● WHAT YOU WILL DO: Examine the records and identify each line that includes the string "Comment". Copy those lines.
···
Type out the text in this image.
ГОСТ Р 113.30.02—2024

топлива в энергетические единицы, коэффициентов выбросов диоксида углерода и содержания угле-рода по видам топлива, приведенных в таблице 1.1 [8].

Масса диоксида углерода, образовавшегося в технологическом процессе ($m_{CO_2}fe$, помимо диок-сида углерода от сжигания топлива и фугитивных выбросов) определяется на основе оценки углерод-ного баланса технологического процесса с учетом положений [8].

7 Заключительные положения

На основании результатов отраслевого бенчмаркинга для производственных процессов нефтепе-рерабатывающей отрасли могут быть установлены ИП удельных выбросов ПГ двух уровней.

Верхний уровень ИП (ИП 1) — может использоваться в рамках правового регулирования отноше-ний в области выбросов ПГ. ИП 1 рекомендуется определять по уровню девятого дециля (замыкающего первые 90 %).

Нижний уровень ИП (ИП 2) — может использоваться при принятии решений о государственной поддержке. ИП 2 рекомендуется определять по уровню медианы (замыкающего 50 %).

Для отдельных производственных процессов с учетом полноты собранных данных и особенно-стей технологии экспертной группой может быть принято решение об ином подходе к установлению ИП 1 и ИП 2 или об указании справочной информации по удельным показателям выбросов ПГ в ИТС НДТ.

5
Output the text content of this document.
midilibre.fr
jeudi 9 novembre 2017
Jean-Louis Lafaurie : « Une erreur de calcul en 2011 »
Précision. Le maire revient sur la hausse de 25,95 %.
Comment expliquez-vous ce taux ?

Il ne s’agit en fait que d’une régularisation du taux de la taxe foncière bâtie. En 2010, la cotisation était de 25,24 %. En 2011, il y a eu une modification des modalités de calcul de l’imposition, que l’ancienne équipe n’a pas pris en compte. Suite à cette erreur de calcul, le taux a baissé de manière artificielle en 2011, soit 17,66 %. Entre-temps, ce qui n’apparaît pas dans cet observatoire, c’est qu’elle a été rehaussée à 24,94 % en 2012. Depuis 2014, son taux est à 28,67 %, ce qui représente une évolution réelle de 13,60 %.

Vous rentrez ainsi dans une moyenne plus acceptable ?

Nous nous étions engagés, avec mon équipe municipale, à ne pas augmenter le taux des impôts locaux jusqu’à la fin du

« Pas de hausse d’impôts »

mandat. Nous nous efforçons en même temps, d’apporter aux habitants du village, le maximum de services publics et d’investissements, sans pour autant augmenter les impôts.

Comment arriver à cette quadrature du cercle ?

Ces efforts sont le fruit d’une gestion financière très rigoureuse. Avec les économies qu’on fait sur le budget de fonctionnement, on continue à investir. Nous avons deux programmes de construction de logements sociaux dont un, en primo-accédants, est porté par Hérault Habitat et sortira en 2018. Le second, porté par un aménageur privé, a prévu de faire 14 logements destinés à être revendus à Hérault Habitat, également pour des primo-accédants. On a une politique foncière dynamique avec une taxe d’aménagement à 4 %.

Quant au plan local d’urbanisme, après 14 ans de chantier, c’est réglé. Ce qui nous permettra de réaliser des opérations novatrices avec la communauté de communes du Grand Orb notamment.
···
● SOLVED PROBLEM:
Comment expliquez-vous ce taux ?
Comment arriver à cette quadrature du cercle ?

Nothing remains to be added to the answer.